[Begin Entries shown]
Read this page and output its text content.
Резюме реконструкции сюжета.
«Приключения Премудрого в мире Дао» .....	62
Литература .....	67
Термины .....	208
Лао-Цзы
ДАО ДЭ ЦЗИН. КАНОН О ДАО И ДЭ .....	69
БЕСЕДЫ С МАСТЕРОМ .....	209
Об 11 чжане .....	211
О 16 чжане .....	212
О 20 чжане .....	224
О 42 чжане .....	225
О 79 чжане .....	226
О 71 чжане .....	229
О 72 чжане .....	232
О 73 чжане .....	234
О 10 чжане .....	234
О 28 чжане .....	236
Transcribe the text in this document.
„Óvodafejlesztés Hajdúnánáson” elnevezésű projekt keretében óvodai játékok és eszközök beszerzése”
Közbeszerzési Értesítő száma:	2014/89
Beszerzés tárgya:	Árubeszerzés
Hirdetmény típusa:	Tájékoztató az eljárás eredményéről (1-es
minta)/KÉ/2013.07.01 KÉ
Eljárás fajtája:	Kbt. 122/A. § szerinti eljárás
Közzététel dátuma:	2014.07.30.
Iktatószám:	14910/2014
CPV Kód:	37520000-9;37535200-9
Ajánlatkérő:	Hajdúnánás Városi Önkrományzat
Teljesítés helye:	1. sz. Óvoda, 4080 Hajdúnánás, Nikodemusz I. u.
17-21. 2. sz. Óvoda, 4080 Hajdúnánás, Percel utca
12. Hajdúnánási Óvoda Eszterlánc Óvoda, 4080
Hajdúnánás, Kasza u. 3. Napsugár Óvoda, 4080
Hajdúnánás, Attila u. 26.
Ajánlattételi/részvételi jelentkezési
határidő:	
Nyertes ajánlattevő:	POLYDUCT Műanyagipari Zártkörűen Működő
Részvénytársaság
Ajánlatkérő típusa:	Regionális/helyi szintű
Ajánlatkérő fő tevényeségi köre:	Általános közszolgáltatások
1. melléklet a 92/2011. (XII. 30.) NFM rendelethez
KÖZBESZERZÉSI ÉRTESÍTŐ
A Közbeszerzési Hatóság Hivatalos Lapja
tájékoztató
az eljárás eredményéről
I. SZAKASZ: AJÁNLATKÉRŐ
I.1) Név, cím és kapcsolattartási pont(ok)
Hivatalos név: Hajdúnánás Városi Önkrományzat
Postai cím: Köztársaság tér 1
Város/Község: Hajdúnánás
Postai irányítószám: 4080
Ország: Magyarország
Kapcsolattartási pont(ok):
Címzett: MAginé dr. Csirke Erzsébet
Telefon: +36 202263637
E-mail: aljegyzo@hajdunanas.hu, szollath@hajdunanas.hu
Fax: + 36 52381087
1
[End Entries shown]
• **Set exercise**
Collect every line above that contains the word "pont".

• **Correct answer**
I.1) Név, cím és kapcsolattartási pont(ok)
Kapcsolattartási pont(ok):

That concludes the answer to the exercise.